Exercise 1
Copy the passage of the James Wolpert article from "James Wolpert (born" up to and including "singer Jonathan Groff.", character for character.

— START Text passage —

- Born: December 26, 1990 (age 35) Strasburg, Pennsylvania, U.S.
- Occupation: Musician
- Instruments: Vocals, acoustic guitar
- Years active: 2008–present
- Formerly of: Valerian Sun
- Website: www.valeriansun.com

= James Wolpert =

James Wolpert (born December 26, 1990) is an American singer, best known for his appearance on Season 5 of the NBC singing competition The Voice as part of Adam Levine's team.

==Early life==
Originally from Strasburg, Pennsylvania, where he graduated from Lampeter-Strasburg High School, Wolpert moved to Pittsburgh to attend Carnegie Mellon University to pursue art, but dropped out and ended up working as an "Apple Store Genius by day and musician by night", before auditioning on The Voice. As a teenager Wolpert appeared on the television show High School Musical: Get in the Picture where he competed for the chance to win a record contract as well as a cameo appearance in High School Musical 3: Senior Year; he finished in fifth place.

He has a younger sister, Rachael. He is a first cousin of actor and singer Jonathan Groff.

==Musical career==
Wolpert's first major exposure ensued after he auditioned for the fifth season of The Voice. In his blind audition, Wolpert sang "Love Interruption" by Jack White and impressed all four judges Christina Aguilera, Cee Lo Green, Adam Levine and Blake Shelton to turn their chairs, signifying their interest in him joining their team. Ultimately, Wolpert chose to join the team of Adam Levine. Subsequently, he sang "Radioactive" against Will Champlin in the battle round, which he won.

After that, despite his self-described "atrocious" performance, he advanced in the knockout round singing "More Than a Feeling" by Boston. Wolpert commented, "I picked the song because it's super challenging ... as I got on stage, something just went wrong. I am my own worst critic, so I completely recognize it was atrocious [compared] to what it could have been." Nevertheless, Levine chose him to advance, and he moved on to the first live show, singing "A Case of You", which received rave reviews, and was the winner of the "iTunes Bonus" on the show, as his performance was in the top ten of the most downloaded songs on iTunes. Thus, his iTunes votes from the public were multiplied by five, and ultimately, he advanced to the next round. The following week, he sang "Mr. Brightside" by The Killers, advancing to the top 10. After having to wait until the very end of the show to hear that he was saved, he was the first contestant that was saved in the results show the night after he sang "Without You" by Badfinger.

— END Text passage —

Exercise 2
Rewrite the listing from its first line up to and including the line with "38, 184, 57]", substituting "JACKPOT" for "LOTTERY" and leaving everything else unchanged. Give only those lines.

— START Extracted entries —

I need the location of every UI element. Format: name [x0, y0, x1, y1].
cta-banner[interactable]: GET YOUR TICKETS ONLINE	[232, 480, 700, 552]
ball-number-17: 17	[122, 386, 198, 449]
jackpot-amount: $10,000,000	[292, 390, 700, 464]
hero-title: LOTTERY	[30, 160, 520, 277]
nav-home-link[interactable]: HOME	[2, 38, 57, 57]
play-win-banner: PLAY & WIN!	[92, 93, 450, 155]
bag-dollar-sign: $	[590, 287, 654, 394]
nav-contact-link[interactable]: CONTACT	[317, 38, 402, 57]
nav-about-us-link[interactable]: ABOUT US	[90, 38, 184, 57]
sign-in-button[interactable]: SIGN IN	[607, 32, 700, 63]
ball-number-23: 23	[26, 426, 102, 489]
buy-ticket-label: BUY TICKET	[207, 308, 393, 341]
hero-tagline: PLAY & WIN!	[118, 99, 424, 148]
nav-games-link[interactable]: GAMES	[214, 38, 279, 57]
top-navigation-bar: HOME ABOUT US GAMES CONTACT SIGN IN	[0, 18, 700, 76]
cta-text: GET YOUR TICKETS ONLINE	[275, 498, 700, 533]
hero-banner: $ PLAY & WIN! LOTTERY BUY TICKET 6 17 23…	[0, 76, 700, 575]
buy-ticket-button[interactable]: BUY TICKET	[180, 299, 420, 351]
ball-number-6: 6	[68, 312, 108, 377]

— END Extracted entries —

Task solution 1
James Wolpert (born December 26, 1990) is an American singer, best known for his appearance on Season 5 of the NBC singing competition The Voice as part of Adam Levine's team.

==Early life==
Originally from Strasburg, Pennsylvania, where he graduated from Lampeter-Strasburg High School, Wolpert moved to Pittsburgh to attend Carnegie Mellon University to pursue art, but dropped out and ended up working as an "Apple Store Genius by day and musician by night", before auditioning on The Voice. As a teenager Wolpert appeared on the television show High School Musical: Get in the Picture where he competed for the chance to win a record contract as well as a cameo appearance in High School Musical 3: Senior Year; he finished in fifth place.

He has a younger sister, Rachael. He is a first cousin of actor and singer Jonathan Groff.

Task solution 2
I need the location of every UI element. Format: name [x0, y0, x1, y1].
cta-banner[interactable]: GET YOUR TICKETS ONLINE	[232, 480, 700, 552]
ball-number-17: 17	[122, 386, 198, 449]
jackpot-amount: $10,000,000	[292, 390, 700, 464]
hero-title: JACKPOT	[30, 160, 520, 277]
nav-home-link[interactable]: HOME	[2, 38, 57, 57]
play-win-banner: PLAY & WIN!	[92, 93, 450, 155]
bag-dollar-sign: $	[590, 287, 654, 394]
nav-contact-link[interactable]: CONTACT	[317, 38, 402, 57]
nav-about-us-link[interactable]: ABOUT US	[90, 38, 184, 57]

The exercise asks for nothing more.